## DIRECTIVE:
Go through the data below line by line and count those containing the word "Заречная". Reply with the count only.

## MATERIAL:
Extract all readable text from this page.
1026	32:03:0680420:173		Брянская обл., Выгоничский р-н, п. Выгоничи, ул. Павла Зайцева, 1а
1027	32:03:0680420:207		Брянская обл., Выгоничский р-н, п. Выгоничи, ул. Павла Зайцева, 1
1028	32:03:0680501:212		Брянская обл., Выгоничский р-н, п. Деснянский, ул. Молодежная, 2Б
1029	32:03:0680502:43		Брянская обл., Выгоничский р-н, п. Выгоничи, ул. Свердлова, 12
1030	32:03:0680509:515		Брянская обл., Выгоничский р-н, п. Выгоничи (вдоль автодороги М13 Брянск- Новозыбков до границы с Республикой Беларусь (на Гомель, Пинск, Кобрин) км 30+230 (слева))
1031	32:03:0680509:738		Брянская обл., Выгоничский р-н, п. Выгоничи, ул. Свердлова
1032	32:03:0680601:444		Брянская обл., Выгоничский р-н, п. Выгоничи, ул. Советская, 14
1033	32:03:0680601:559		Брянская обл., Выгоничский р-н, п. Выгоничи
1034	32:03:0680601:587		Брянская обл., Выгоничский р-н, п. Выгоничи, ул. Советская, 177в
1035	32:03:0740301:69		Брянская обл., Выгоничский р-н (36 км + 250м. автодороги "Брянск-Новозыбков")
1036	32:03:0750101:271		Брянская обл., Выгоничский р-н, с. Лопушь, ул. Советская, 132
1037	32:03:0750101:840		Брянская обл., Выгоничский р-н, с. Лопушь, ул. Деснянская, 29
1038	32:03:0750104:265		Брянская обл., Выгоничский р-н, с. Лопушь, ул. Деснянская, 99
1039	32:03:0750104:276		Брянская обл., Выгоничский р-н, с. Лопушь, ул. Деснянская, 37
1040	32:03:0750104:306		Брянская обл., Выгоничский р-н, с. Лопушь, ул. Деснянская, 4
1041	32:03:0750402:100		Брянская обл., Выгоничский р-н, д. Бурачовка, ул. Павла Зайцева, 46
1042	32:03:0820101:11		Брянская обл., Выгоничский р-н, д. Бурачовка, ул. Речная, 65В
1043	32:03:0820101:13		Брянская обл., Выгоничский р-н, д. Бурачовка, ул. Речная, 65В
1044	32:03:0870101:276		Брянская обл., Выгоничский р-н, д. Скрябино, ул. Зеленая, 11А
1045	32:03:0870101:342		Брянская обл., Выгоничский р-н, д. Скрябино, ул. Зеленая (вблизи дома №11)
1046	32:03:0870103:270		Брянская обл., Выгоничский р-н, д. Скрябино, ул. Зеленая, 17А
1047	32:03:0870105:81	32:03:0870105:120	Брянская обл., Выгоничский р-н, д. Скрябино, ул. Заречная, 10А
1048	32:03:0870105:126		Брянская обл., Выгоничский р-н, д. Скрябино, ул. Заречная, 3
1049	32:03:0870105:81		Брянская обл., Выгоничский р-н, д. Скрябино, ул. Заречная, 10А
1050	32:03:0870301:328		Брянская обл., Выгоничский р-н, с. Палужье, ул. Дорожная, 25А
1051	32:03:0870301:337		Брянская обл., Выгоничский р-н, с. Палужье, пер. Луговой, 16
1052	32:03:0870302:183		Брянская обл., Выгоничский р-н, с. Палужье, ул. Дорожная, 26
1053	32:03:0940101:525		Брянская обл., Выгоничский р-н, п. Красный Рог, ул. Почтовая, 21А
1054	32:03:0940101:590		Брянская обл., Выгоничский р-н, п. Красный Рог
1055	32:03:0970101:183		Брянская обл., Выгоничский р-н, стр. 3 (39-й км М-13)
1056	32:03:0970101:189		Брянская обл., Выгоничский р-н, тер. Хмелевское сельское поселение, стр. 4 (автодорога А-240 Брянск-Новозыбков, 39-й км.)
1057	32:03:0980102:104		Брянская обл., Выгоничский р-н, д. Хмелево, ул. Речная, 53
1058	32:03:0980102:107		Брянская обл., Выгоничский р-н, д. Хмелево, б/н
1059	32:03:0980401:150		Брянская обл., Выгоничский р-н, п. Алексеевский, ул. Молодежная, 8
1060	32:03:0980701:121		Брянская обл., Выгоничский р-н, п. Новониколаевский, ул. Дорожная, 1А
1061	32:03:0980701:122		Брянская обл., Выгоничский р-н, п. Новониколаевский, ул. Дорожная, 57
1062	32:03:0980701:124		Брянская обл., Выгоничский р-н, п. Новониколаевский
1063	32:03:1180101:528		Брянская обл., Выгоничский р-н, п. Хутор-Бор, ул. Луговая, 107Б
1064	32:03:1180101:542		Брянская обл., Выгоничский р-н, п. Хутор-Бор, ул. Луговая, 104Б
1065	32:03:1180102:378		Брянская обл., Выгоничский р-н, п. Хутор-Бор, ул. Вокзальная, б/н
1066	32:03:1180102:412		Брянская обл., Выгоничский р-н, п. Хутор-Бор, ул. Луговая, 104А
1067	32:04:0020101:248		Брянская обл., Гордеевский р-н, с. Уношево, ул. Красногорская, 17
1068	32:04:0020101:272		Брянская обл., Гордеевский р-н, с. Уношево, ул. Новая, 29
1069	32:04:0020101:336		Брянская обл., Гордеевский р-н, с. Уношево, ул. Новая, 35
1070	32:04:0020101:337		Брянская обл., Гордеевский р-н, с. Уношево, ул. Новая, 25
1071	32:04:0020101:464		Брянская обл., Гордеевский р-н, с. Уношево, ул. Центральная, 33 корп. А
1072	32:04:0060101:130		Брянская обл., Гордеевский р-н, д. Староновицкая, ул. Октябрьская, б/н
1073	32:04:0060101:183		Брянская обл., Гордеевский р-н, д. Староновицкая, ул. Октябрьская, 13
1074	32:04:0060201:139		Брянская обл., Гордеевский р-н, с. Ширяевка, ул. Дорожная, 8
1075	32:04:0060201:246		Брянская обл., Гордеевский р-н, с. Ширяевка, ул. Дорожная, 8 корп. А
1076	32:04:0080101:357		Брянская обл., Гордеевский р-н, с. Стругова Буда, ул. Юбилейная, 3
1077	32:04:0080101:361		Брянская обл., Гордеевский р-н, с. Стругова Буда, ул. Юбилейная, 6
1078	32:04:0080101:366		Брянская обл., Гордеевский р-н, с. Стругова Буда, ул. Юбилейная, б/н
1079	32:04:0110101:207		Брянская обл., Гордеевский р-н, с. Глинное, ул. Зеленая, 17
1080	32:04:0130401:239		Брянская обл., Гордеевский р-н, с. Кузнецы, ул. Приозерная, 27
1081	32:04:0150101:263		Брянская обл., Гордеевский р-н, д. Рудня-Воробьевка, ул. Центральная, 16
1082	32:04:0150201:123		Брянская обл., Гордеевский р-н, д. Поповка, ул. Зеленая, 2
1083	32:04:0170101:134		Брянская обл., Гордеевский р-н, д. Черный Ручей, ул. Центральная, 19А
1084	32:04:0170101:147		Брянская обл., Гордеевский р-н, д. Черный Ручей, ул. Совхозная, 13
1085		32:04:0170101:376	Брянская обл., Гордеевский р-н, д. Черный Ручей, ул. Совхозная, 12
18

## EXERCISE RESPONSE:
3